TO DO :: Copy all entries without alteration and skip the pictures they hold.
# start of EXERCISE INPUTS
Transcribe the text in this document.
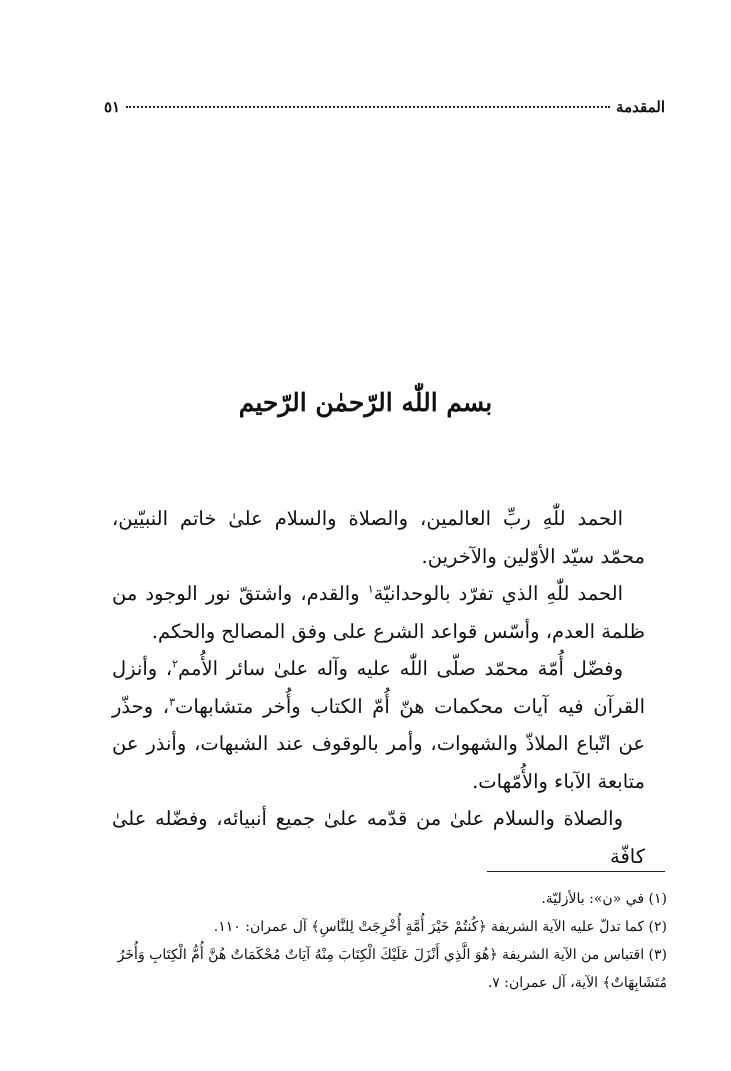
المقدمة
٥١
بسم اللّٰه الرّحمٰن الرّحيم

الحمد للّٰهِ ربِّ العالمين، والصلاة والسلام علىٰ خاتم النبيّين، محمّد سيّد الأوّلين والآخرين.

الحمد للّٰهِ الذي تفرّد بالوحدانيّة$^١$ والقدم، واشتقّ نور الوجود من ظلمة العدم، وأسّس قواعد الشرع على وفق المصالح والحكم.

وفضّل أُمّة محمّد صلّى اللّٰه عليه وآله علىٰ سائر الأُمم$^٢$، وأنزل القرآن فيه آيات محكمات هنّ أُمّ الكتاب وأُخر متشابهات$^٣$، وحذّر عن اتّباع الملاذّ والشهوات، وأمر بالوقوف عند الشبهات، وأنذر عن متابعة الآباء والأُمّهات.

والصلاة والسلام علىٰ من قدّمه علىٰ جميع أنبيائه، وفضّله علىٰ كافّة

(١) في «ن»: بالأزليّة.

(٢) كما تدلّ عليه الآية الشريفة ﴿كُنتُمْ خَيْرَ أُمَّةٍ أُخْرِجَتْ لِلنَّاسِ﴾ آل عمران: ١١٠.

(٣) اقتباس من الآية الشريفة ﴿هُوَ الَّذِي أَنْزَلَ عَلَيْكَ الْكِتَابَ مِنْهُ آيَاتٌ مُحْكَمَاتٌ هُنَّ أُمُّ الْكِتَابِ وَأُخَرُ مُتَشَابِهَاتٌ﴾ الآية، آل عمران: ٧.
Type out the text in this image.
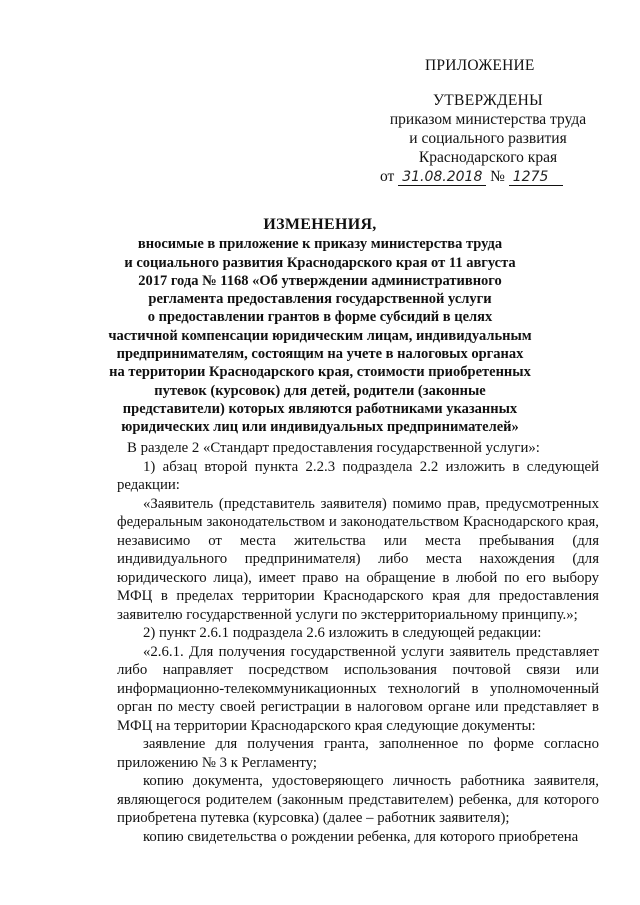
ПРИЛОЖЕНИЕ
УТВЕРЖДЕНЫ
приказом министерства труда
и социального развития
Краснодарского края
от 31.08.2018 № 1275
ИЗМЕНЕНИЯ,
вносимые в приложение к приказу министерства труда
и социального развития Краснодарского края от 11 августа
2017 года № 1168 «Об утверждении административного
регламента предоставления государственной услуги
о предоставлении грантов в форме субсидий в целях
частичной компенсации юридическим лицам, индивидуальным
предпринимателям, состоящим на учете в налоговых органах
на территории Краснодарского края, стоимости приобретенных
путевок (курсовок) для детей, родители (законные
представители) которых являются работниками указанных
юридических лиц или индивидуальных предпринимателей»

В разделе 2 «Стандарт предоставления государственной услуги»:

1) абзац второй пункта 2.2.3 подраздела 2.2 изложить в следующей редакции:

«Заявитель (представитель заявителя) помимо прав, предусмотренных федеральным законодательством и законодательством Краснодарского края, независимо от места жительства или места пребывания (для индивидуального предпринимателя) либо места нахождения (для юридического лица), имеет право на обращение в любой по его выбору МФЦ в пределах территории Краснодарского края для предоставления заявителю государственной услуги по экстерриториальному принципу.»;

2) пункт 2.6.1 подраздела 2.6 изложить в следующей редакции:

«2.6.1. Для получения государственной услуги заявитель представляет либо направляет посредством использования почтовой связи или информационно-телекоммуникационных технологий в уполномоченный орган по месту своей регистрации в налоговом органе или представляет в МФЦ на территории Краснодарского края следующие документы:

заявление для получения гранта, заполненное по форме согласно приложению № 3 к Регламенту;

копию документа, удостоверяющего личность работника заявителя, являющегося родителем (законным представителем) ребенка, для которого приобретена путевка (курсовка) (далее – работник заявителя);

копию свидетельства о рождении ребенка, для которого приобретена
# end of EXERCISE INPUTS
SOLUTION TO THE EXERCISE ::
Transcribe the text in this document.
المقدمة
٥١
بسم اللّٰه الرّحمٰن الرّحيم

الحمد للّٰهِ ربِّ العالمين، والصلاة والسلام علىٰ خاتم النبيّين، محمّد سيّد الأوّلين والآخرين.

الحمد للّٰهِ الذي تفرّد بالوحدانيّة$^١$ والقدم، واشتقّ نور الوجود من ظلمة العدم، وأسّس قواعد الشرع على وفق المصالح والحكم.

وفضّل أُمّة محمّد صلّى اللّٰه عليه وآله علىٰ سائر الأُمم$^٢$، وأنزل القرآن فيه آيات محكمات هنّ أُمّ الكتاب وأُخر متشابهات$^٣$، وحذّر عن اتّباع الملاذّ والشهوات، وأمر بالوقوف عند الشبهات، وأنذر عن متابعة الآباء والأُمّهات.

والصلاة والسلام علىٰ من قدّمه علىٰ جميع أنبيائه، وفضّله علىٰ كافّة

(١) في «ن»: بالأزليّة.

(٢) كما تدلّ عليه الآية الشريفة ﴿كُنتُمْ خَيْرَ أُمَّةٍ أُخْرِجَتْ لِلنَّاسِ﴾ آل عمران: ١١٠.

(٣) اقتباس من الآية الشريفة ﴿هُوَ الَّذِي أَنْزَلَ عَلَيْكَ الْكِتَابَ مِنْهُ آيَاتٌ مُحْكَمَاتٌ هُنَّ أُمُّ الْكِتَابِ وَأُخَرُ مُتَشَابِهَاتٌ﴾ الآية، آل عمران: ٧.
Type out the text in this image.
ПРИЛОЖЕНИЕ
УТВЕРЖДЕНЫ
приказом министерства труда
и социального развития
Краснодарского края
от 31.08.2018 № 1275
ИЗМЕНЕНИЯ,
вносимые в приложение к приказу министерства труда
и социального развития Краснодарского края от 11 августа
2017 года № 1168 «Об утверждении административного
регламента предоставления государственной услуги
о предоставлении грантов в форме субсидий в целях
частичной компенсации юридическим лицам, индивидуальным
предпринимателям, состоящим на учете в налоговых органах
на территории Краснодарского края, стоимости приобретенных
путевок (курсовок) для детей, родители (законные
представители) которых являются работниками указанных
юридических лиц или индивидуальных предпринимателей»

В разделе 2 «Стандарт предоставления государственной услуги»:

1) абзац второй пункта 2.2.3 подраздела 2.2 изложить в следующей редакции:

«Заявитель (представитель заявителя) помимо прав, предусмотренных федеральным законодательством и законодательством Краснодарского края, независимо от места жительства или места пребывания (для индивидуального предпринимателя) либо места нахождения (для юридического лица), имеет право на обращение в любой по его выбору МФЦ в пределах территории Краснодарского края для предоставления заявителю государственной услуги по экстерриториальному принципу.»;

2) пункт 2.6.1 подраздела 2.6 изложить в следующей редакции:

«2.6.1. Для получения государственной услуги заявитель представляет либо направляет посредством использования почтовой связи или информационно-телекоммуникационных технологий в уполномоченный орган по месту своей регистрации в налоговом органе или представляет в МФЦ на территории Краснодарского края следующие документы:

заявление для получения гранта, заполненное по форме согласно приложению № 3 к Регламенту;

копию документа, удостоверяющего личность работника заявителя, являющегося родителем (законным представителем) ребенка, для которого приобретена путевка (курсовка) (далее – работник заявителя);

копию свидетельства о рождении ребенка, для которого приобретена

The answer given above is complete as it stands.